(WHAT IS REQUIRED): Print all of the data exactly as written.
---
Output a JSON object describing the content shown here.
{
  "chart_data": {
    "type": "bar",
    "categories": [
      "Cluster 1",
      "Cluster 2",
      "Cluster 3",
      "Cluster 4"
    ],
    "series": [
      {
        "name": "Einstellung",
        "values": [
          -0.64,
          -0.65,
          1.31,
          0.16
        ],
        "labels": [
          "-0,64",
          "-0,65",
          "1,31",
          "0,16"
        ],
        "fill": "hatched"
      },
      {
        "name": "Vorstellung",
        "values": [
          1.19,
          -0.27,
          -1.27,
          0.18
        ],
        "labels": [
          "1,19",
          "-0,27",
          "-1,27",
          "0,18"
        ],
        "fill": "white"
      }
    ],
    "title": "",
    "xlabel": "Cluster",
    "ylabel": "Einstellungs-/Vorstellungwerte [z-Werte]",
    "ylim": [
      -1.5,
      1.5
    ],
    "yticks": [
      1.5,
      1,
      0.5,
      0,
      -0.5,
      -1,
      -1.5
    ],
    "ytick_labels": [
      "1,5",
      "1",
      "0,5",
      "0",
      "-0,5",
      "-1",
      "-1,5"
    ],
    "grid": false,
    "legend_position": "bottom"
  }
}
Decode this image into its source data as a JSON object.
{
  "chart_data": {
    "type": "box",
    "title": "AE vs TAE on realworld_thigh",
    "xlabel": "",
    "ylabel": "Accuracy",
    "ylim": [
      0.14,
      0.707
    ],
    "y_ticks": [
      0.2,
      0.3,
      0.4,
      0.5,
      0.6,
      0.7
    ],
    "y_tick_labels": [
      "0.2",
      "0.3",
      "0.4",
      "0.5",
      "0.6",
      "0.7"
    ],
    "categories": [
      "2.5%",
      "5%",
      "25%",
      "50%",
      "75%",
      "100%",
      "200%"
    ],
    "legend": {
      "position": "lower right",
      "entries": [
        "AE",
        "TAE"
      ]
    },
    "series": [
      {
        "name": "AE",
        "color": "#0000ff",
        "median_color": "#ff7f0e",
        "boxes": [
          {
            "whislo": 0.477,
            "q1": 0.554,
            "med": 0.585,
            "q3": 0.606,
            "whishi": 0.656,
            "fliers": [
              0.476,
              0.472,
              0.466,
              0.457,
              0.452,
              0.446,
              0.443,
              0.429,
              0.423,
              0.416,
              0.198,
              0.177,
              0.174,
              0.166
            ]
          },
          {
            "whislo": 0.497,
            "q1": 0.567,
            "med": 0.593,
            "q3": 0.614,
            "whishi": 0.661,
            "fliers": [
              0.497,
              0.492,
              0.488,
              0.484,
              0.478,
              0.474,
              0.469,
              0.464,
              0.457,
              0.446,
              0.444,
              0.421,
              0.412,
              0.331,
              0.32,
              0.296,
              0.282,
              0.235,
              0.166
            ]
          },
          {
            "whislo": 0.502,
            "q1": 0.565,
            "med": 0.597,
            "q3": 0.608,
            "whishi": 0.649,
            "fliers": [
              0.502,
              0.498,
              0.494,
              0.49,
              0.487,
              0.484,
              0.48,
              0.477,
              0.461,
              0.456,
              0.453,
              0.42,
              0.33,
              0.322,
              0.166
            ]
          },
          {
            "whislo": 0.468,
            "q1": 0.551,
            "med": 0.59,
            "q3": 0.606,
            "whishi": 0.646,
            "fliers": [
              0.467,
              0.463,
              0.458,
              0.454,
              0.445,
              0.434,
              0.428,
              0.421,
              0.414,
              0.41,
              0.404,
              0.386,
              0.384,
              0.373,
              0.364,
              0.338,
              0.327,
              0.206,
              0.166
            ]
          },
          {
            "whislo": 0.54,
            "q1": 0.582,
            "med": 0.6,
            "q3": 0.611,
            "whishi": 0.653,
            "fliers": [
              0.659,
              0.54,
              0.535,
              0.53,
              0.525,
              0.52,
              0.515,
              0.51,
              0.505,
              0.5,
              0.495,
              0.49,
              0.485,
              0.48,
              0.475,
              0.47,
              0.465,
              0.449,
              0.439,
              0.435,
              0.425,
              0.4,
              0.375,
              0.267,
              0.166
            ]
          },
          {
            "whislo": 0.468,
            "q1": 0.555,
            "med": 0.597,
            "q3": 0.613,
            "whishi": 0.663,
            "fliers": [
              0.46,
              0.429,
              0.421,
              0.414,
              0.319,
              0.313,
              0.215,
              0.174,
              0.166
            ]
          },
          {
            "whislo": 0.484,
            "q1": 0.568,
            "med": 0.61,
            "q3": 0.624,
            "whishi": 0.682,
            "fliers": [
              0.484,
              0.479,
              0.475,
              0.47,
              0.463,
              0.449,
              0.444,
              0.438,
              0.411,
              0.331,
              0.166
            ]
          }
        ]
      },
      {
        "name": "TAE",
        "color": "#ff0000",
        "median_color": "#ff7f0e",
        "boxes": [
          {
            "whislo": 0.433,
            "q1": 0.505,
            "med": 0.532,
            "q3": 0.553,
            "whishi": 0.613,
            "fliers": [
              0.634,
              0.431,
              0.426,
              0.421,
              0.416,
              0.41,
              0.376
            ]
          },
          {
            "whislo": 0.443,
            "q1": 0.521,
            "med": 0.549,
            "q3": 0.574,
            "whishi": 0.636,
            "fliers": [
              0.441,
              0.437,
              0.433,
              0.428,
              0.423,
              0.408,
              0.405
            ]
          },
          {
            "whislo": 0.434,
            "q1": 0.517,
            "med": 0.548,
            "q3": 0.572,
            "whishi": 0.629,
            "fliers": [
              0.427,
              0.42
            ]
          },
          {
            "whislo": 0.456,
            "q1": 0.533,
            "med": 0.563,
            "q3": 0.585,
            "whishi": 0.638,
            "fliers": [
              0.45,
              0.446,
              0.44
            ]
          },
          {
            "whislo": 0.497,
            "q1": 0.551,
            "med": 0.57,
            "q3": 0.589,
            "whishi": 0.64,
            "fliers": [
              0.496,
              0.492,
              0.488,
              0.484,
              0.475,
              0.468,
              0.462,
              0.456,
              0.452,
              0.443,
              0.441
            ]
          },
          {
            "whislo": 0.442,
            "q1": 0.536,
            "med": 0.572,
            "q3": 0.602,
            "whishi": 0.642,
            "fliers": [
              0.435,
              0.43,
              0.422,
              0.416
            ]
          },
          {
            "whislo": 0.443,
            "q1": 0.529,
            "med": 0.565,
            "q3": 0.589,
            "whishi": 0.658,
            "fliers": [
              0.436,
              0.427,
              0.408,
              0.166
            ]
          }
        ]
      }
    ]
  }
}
---
(TASK ANSWER):
Output a JSON object describing the content shown here.
{
  "chart_data": {
    "type": "bar",
    "categories": [
      "Cluster 1",
      "Cluster 2",
      "Cluster 3",
      "Cluster 4"
    ],
    "series": [
      {
        "name": "Einstellung",
        "values": [
          -0.64,
          -0.65,
          1.31,
          0.16
        ],
        "labels": [
          "-0,64",
          "-0,65",
          "1,31",
          "0,16"
        ],
        "fill": "hatched"
      },
      {
        "name": "Vorstellung",
        "values": [
          1.19,
          -0.27,
          -1.27,
          0.18
        ],
        "labels": [
          "1,19",
          "-0,27",
          "-1,27",
          "0,18"
        ],
        "fill": "white"
      }
    ],
    "title": "",
    "xlabel": "Cluster",
    "ylabel": "Einstellungs-/Vorstellungwerte [z-Werte]",
    "ylim": [
      -1.5,
      1.5
    ],
    "yticks": [
      1.5,
      1,
      0.5,
      0,
      -0.5,
      -1,
      -1.5
    ],
    "ytick_labels": [
      "1,5",
      "1",
      "0,5",
      "0",
      "-0,5",
      "-1",
      "-1,5"
    ],
    "grid": false,
    "legend_position": "bottom"
  }
}
Decode this image into its source data as a JSON object.
{
  "chart_data": {
    "type": "box",
    "title": "AE vs TAE on realworld_thigh",
    "xlabel": "",
    "ylabel": "Accuracy",
    "ylim": [
      0.14,
      0.707
    ],
    "y_ticks": [
      0.2,
      0.3,
      0.4,
      0.5,
      0.6,
      0.7
    ],
    "y_tick_labels": [
      "0.2",
      "0.3",
      "0.4",
      "0.5",
      "0.6",
      "0.7"
    ],
    "categories": [
      "2.5%",
      "5%",
      "25%",
      "50%",
      "75%",
      "100%",
      "200%"
    ],
    "legend": {
      "position": "lower right",
      "entries": [
        "AE",
        "TAE"
      ]
    },
    "series": [
      {
        "name": "AE",
        "color": "#0000ff",
        "median_color": "#ff7f0e",
        "boxes": [
          {
            "whislo": 0.477,
            "q1": 0.554,
            "med": 0.585,
            "q3": 0.606,
            "whishi": 0.656,
            "fliers": [
              0.476,
              0.472,
              0.466,
              0.457,
              0.452,
              0.446,
              0.443,
              0.429,
              0.423,
              0.416,
              0.198,
              0.177,
              0.174,
              0.166
            ]
          },
          {
            "whislo": 0.497,
            "q1": 0.567,
            "med": 0.593,
            "q3": 0.614,
            "whishi": 0.661,
            "fliers": [
              0.497,
              0.492,
              0.488,
              0.484,
              0.478,
              0.474,
              0.469,
              0.464,
              0.457,
              0.446,
              0.444,
              0.421,
              0.412,
              0.331,
              0.32,
              0.296,
              0.282,
              0.235,
              0.166
            ]
          },
          {
            "whislo": 0.502,
            "q1": 0.565,
            "med": 0.597,
            "q3": 0.608,
            "whishi": 0.649,
            "fliers": [
              0.502,
              0.498,
              0.494,
              0.49,
              0.487,
              0.484,
              0.48,
              0.477,
              0.461,
              0.456,
              0.453,
              0.42,
              0.33,
              0.322,
              0.166
            ]
          },
          {
            "whislo": 0.468,
            "q1": 0.551,
            "med": 0.59,
            "q3": 0.606,
            "whishi": 0.646,
            "fliers": [
              0.467,
              0.463,
              0.458,
              0.454,
              0.445,
              0.434,
              0.428,
              0.421,
              0.414,
              0.41,
              0.404,
              0.386,
              0.384,
              0.373,
              0.364,
              0.338,
              0.327,
              0.206,
              0.166
            ]
          },
          {
            "whislo": 0.54,
            "q1": 0.582,
            "med": 0.6,
            "q3": 0.611,
            "whishi": 0.653,
            "fliers": [
              0.659,
              0.54,
              0.535,
              0.53,
              0.525,
              0.52,
              0.515,
              0.51,
              0.505,
              0.5,
              0.495,
              0.49,
              0.485,
              0.48,
              0.475,
              0.47,
              0.465,
              0.449,
              0.439,
              0.435,
              0.425,
              0.4,
              0.375,
              0.267,
              0.166
            ]
          },
          {
            "whislo": 0.468,
            "q1": 0.555,
            "med": 0.597,
            "q3": 0.613,
            "whishi": 0.663,
            "fliers": [
              0.46,
              0.429,
              0.421,
              0.414,
              0.319,
              0.313,
              0.215,
              0.174,
              0.166
            ]
          },
          {
            "whislo": 0.484,
            "q1": 0.568,
            "med": 0.61,
            "q3": 0.624,
            "whishi": 0.682,
            "fliers": [
              0.484,
              0.479,
              0.475,
              0.47,
              0.463,
              0.449,
              0.444,
              0.438,
              0.411,
              0.331,
              0.166
            ]
          }
        ]
      },
      {
        "name": "TAE",
        "color": "#ff0000",
        "median_color": "#ff7f0e",
        "boxes": [
          {
            "whislo": 0.433,
            "q1": 0.505,
            "med": 0.532,
            "q3": 0.553,
            "whishi": 0.613,
            "fliers": [
              0.634,
              0.431,
              0.426,
              0.421,
              0.416,
              0.41,
              0.376
            ]
          },
          {
            "whislo": 0.443,
            "q1": 0.521,
            "med": 0.549,
            "q3": 0.574,
            "whishi": 0.636,
            "fliers": [
              0.441,
              0.437,
              0.433,
              0.428,
              0.423,
              0.408,
              0.405
            ]
          },
          {
            "whislo": 0.434,
            "q1": 0.517,
            "med": 0.548,
            "q3": 0.572,
            "whishi": 0.629,
            "fliers": [
              0.427,
              0.42
            ]
          },
          {
            "whislo": 0.456,
            "q1": 0.533,
            "med": 0.563,
            "q3": 0.585,
            "whishi": 0.638,
            "fliers": [
              0.45,
              0.446,
              0.44
            ]
          },
          {
            "whislo": 0.497,
            "q1": 0.551,
            "med": 0.57,
            "q3": 0.589,
            "whishi": 0.64,
            "fliers": [
              0.496,
              0.492,
              0.488,
              0.484,
              0.475,
              0.468,
              0.462,
              0.456,
              0.452,
              0.443,
              0.441
            ]
          },
          {
            "whislo": 0.442,
            "q1": 0.536,
            "med": 0.572,
            "q3": 0.602,
            "whishi": 0.642,
            "fliers": [
              0.435,
              0.43,
              0.422,
              0.416
            ]
          },
          {
            "whislo": 0.443,
            "q1": 0.529,
            "med": 0.565,
            "q3": 0.589,
            "whishi": 0.658,
            "fliers": [
              0.436,
              0.427,
              0.408,
              0.166
            ]
          }
        ]
      }
    ]
  }
}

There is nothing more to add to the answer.